[Start of EXERCISE MATERIALS]

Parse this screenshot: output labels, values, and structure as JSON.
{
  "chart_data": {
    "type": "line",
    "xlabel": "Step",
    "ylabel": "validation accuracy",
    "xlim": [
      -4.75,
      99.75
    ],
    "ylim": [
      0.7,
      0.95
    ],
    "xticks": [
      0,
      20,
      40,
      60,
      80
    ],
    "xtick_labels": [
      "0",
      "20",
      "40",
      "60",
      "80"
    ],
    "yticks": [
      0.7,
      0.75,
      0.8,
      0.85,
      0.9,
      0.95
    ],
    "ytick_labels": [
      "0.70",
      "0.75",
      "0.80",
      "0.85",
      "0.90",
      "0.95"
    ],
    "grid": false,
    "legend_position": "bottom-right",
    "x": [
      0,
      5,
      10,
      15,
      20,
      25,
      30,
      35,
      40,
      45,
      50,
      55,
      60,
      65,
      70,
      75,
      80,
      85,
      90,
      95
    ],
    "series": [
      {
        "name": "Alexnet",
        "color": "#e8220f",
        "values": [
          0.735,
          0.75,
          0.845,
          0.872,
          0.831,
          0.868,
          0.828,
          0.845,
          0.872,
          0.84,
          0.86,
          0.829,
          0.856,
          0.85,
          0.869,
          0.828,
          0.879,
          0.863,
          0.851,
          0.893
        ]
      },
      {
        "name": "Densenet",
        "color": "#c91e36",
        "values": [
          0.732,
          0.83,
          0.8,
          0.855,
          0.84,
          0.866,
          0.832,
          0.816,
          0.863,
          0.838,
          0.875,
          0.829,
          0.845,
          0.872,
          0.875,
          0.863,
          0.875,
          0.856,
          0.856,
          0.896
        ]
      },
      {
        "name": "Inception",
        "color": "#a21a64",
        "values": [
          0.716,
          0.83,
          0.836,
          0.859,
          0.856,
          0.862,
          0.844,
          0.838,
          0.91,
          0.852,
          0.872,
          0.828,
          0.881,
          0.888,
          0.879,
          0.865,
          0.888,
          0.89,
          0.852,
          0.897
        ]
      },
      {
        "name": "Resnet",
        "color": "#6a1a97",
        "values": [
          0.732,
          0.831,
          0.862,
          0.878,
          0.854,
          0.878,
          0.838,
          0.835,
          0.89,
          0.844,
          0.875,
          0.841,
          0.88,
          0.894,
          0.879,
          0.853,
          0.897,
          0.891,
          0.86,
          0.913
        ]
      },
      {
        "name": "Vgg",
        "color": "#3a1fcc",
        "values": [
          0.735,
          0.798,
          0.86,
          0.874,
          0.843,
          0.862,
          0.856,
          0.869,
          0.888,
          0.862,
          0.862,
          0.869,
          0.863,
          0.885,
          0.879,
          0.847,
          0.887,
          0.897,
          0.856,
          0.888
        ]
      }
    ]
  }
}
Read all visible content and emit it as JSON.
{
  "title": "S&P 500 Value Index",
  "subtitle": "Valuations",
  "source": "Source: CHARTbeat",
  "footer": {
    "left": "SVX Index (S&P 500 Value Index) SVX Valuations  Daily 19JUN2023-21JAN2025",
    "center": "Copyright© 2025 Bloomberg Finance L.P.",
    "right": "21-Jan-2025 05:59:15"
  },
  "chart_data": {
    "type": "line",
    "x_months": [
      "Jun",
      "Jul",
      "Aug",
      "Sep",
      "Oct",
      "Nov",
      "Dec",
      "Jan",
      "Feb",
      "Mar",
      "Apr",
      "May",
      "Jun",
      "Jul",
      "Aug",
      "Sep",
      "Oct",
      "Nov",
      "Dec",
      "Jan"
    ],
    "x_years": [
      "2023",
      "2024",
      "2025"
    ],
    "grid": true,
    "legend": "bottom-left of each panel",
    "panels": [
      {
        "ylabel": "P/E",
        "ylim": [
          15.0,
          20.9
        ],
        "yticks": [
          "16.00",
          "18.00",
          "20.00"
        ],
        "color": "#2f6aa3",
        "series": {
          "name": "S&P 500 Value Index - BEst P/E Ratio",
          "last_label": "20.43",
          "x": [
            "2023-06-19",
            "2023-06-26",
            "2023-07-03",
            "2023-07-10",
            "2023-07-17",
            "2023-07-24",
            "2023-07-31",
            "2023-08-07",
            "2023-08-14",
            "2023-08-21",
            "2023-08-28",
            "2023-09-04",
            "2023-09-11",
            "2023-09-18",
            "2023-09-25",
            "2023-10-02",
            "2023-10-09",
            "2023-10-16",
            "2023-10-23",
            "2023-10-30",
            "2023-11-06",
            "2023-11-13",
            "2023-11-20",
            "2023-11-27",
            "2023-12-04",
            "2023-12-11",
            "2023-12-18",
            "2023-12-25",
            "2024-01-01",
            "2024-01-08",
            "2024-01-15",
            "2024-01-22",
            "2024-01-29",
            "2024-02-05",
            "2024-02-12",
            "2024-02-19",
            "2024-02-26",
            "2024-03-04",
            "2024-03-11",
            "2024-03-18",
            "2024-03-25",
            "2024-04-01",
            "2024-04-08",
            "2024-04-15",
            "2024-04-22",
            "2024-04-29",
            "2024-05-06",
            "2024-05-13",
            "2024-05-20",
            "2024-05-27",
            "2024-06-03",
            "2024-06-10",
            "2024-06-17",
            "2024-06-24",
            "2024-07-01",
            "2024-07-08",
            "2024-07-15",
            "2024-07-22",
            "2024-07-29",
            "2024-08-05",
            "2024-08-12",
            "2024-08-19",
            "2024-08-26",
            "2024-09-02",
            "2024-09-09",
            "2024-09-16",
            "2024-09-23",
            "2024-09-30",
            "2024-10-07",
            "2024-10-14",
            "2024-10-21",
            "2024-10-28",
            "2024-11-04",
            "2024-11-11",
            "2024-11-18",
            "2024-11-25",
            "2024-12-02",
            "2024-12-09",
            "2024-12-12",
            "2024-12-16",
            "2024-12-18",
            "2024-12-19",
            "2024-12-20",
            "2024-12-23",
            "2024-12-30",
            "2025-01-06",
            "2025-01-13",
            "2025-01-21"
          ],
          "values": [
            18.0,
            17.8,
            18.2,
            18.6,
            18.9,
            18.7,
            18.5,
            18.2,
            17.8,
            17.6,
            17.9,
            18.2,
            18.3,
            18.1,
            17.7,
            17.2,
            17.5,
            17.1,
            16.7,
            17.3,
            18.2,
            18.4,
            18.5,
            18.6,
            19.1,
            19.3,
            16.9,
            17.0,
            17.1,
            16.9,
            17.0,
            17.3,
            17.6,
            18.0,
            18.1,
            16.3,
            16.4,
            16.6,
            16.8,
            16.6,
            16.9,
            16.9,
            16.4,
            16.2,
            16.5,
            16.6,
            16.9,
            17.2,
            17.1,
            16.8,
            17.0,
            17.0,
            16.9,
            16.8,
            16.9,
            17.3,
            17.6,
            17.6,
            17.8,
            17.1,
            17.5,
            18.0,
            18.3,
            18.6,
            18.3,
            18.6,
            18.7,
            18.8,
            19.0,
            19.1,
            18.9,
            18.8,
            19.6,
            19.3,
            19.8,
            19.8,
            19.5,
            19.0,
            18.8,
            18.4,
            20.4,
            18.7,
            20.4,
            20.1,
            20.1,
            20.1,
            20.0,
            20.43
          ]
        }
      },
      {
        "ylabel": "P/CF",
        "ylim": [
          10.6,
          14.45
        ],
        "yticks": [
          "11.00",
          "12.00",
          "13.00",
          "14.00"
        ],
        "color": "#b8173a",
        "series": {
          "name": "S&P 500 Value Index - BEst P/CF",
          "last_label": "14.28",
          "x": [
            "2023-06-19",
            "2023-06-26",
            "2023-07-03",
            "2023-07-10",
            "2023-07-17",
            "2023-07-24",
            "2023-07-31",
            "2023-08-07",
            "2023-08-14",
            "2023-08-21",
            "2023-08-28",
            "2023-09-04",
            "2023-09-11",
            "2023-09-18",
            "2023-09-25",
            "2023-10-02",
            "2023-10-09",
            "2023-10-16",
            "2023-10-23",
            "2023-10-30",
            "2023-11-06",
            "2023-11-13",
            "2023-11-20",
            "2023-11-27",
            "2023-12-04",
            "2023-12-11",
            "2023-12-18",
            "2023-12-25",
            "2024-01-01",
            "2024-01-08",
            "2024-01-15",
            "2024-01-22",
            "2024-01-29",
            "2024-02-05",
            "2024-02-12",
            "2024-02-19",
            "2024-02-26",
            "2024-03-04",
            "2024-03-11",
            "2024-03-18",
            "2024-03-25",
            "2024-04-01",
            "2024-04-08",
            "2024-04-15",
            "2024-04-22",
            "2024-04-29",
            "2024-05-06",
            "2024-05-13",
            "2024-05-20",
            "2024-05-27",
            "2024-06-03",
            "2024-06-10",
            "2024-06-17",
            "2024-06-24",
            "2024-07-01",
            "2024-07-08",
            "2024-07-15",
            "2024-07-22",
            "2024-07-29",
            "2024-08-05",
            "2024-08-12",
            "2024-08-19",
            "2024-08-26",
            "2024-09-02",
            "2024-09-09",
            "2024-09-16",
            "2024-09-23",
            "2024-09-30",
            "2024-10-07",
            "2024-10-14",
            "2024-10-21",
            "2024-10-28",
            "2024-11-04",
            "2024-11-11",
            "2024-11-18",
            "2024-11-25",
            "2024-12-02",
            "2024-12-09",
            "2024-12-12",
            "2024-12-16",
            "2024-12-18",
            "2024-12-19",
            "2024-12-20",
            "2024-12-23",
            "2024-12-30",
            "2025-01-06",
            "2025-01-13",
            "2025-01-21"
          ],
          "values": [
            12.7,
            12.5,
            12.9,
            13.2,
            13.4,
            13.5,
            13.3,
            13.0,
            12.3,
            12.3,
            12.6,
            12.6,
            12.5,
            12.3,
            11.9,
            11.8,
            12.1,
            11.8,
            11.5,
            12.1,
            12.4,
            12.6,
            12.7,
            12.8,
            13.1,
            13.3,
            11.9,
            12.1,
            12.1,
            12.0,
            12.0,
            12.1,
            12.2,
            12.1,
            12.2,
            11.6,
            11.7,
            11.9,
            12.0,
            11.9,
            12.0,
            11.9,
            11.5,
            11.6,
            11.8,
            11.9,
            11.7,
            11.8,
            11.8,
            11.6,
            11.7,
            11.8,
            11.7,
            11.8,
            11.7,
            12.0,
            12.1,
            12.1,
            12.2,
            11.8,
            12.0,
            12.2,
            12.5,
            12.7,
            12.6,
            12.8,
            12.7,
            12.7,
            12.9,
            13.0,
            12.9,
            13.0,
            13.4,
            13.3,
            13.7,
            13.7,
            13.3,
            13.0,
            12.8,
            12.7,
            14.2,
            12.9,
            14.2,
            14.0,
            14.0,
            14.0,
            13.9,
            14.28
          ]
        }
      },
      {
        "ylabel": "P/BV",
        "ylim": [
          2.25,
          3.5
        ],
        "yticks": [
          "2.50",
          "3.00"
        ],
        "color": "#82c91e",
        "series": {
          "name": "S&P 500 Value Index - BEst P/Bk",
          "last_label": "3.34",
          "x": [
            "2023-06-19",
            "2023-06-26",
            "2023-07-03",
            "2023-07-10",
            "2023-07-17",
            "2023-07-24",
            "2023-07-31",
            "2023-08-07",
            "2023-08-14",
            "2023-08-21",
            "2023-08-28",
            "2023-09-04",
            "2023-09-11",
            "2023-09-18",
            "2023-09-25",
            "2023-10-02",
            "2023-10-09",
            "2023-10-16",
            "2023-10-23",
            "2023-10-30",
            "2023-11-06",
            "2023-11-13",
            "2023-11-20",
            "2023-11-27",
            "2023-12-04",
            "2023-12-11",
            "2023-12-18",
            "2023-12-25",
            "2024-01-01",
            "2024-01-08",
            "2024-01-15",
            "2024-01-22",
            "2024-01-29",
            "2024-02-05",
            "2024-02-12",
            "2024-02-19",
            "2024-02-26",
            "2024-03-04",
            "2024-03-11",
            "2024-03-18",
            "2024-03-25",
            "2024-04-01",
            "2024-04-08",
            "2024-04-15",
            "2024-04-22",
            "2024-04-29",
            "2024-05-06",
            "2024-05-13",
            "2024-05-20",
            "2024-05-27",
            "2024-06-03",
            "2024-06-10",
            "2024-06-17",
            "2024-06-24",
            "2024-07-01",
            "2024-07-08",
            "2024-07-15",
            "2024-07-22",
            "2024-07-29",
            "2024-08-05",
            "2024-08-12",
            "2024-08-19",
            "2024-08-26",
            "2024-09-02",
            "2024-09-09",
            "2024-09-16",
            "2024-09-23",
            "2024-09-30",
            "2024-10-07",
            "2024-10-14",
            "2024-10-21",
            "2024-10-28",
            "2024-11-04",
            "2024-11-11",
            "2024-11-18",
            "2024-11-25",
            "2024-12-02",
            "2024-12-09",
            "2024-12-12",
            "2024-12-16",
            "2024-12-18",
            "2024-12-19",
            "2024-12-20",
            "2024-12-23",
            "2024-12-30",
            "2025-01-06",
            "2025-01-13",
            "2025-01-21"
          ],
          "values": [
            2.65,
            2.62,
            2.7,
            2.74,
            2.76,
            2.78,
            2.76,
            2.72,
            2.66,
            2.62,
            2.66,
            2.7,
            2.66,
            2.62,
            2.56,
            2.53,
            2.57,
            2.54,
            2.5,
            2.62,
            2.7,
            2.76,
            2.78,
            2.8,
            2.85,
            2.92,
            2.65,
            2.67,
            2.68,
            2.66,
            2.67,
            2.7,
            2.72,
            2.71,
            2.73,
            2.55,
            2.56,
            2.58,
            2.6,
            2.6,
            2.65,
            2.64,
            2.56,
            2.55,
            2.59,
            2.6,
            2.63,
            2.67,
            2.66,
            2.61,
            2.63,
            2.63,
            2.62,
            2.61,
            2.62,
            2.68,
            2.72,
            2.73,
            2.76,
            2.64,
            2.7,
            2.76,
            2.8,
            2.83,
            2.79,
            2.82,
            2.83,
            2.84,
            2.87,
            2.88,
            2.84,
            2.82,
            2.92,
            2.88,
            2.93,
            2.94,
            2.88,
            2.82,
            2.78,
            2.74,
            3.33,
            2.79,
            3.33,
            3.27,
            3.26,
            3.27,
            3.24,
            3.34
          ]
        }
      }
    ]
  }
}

[End of EXERCISE MATERIALS]

SHORT PROBLEM | Find "ylabel". Copy every line it occurs in.

RESULT BELOW |
    "ylabel": "validation accuracy",
        "ylabel": "P/E",
        "ylabel": "P/CF",
        "ylabel": "P/BV",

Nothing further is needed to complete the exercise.